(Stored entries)
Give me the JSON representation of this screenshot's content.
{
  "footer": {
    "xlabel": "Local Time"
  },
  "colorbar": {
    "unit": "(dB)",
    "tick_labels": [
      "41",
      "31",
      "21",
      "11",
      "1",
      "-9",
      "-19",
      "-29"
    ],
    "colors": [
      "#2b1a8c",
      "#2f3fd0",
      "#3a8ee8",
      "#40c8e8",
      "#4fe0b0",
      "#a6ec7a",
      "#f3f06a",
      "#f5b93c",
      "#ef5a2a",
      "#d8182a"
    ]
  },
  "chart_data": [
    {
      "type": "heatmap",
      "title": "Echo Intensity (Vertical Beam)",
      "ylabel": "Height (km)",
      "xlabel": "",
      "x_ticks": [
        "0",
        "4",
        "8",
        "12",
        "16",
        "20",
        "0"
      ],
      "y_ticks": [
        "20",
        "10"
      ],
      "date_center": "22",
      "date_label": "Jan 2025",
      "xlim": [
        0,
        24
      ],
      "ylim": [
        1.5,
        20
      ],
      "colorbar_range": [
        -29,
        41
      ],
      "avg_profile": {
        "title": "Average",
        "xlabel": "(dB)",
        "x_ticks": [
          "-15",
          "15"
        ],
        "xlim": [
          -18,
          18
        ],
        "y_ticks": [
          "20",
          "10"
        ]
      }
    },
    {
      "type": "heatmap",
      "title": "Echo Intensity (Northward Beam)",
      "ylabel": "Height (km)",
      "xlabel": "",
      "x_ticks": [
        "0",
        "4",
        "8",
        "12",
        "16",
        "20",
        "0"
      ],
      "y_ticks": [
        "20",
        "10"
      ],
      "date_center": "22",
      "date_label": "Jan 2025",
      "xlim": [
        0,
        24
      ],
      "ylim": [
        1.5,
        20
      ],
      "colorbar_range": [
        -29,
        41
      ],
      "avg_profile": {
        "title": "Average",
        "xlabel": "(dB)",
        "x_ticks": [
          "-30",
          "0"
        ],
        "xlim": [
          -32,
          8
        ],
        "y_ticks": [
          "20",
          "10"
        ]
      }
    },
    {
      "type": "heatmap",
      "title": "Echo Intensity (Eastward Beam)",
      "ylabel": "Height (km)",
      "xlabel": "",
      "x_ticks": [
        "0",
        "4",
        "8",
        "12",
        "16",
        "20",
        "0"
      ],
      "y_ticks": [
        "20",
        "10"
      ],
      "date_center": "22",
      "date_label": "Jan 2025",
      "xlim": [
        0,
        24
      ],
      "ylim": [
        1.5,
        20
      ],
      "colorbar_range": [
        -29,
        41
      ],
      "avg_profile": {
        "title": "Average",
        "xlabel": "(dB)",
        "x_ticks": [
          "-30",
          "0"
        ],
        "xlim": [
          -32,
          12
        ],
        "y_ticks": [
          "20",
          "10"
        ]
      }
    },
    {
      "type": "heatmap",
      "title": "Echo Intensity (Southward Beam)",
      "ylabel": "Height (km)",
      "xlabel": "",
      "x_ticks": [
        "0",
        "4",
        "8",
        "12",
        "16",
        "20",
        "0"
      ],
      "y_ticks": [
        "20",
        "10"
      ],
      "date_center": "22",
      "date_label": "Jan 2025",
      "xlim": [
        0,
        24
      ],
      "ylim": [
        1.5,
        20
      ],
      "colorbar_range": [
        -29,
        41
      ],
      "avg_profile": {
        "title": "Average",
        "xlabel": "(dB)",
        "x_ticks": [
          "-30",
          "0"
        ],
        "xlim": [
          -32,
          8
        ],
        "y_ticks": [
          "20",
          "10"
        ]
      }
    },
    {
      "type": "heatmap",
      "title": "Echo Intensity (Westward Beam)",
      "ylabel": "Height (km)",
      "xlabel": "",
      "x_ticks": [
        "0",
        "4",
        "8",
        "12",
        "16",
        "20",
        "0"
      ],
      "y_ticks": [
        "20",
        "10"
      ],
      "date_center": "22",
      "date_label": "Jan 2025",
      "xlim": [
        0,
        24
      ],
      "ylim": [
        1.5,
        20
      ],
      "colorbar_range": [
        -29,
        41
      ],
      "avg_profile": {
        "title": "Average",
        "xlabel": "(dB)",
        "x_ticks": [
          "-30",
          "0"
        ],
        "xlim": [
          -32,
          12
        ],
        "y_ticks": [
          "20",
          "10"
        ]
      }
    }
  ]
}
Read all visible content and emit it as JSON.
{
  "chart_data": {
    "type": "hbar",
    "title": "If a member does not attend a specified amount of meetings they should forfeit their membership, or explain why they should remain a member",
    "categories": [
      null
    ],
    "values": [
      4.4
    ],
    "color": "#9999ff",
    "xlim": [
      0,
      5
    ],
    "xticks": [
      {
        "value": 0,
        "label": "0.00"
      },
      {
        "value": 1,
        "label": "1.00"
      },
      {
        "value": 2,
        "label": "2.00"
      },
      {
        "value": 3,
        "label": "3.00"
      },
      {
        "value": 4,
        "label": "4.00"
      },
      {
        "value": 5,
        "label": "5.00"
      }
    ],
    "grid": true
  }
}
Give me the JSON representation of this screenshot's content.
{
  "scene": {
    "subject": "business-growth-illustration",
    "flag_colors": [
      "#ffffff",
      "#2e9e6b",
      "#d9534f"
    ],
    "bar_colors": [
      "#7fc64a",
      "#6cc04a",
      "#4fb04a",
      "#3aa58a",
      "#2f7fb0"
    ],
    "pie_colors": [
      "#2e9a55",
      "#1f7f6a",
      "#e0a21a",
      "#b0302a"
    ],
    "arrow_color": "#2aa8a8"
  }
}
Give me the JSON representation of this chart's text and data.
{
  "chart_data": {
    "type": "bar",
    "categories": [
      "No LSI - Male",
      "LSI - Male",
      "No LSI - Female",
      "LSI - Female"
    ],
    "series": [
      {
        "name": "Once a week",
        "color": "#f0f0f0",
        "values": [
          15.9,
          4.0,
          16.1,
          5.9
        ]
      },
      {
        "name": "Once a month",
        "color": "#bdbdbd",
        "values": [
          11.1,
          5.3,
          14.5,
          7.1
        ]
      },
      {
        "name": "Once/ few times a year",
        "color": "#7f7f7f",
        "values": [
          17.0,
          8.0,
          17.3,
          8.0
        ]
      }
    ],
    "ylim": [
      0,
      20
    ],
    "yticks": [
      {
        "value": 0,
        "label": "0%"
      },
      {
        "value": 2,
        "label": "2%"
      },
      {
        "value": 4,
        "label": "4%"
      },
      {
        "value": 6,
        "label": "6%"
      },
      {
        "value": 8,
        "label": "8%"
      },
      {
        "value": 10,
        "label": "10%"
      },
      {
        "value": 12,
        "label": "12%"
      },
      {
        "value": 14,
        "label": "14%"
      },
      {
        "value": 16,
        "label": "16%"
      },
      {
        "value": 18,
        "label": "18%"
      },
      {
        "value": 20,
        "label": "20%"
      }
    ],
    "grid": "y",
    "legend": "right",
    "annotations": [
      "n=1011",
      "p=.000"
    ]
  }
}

→ **What is expected**
In the entries above, identify every line with the word "Intensity". Copy those lines.

→ **Expected output**
      "title": "Echo Intensity (Vertical Beam)",
      "title": "Echo Intensity (Northward Beam)",
      "title": "Echo Intensity (Eastward Beam)",
      "title": "Echo Intensity (Southward Beam)",
      "title": "Echo Intensity (Westward Beam)",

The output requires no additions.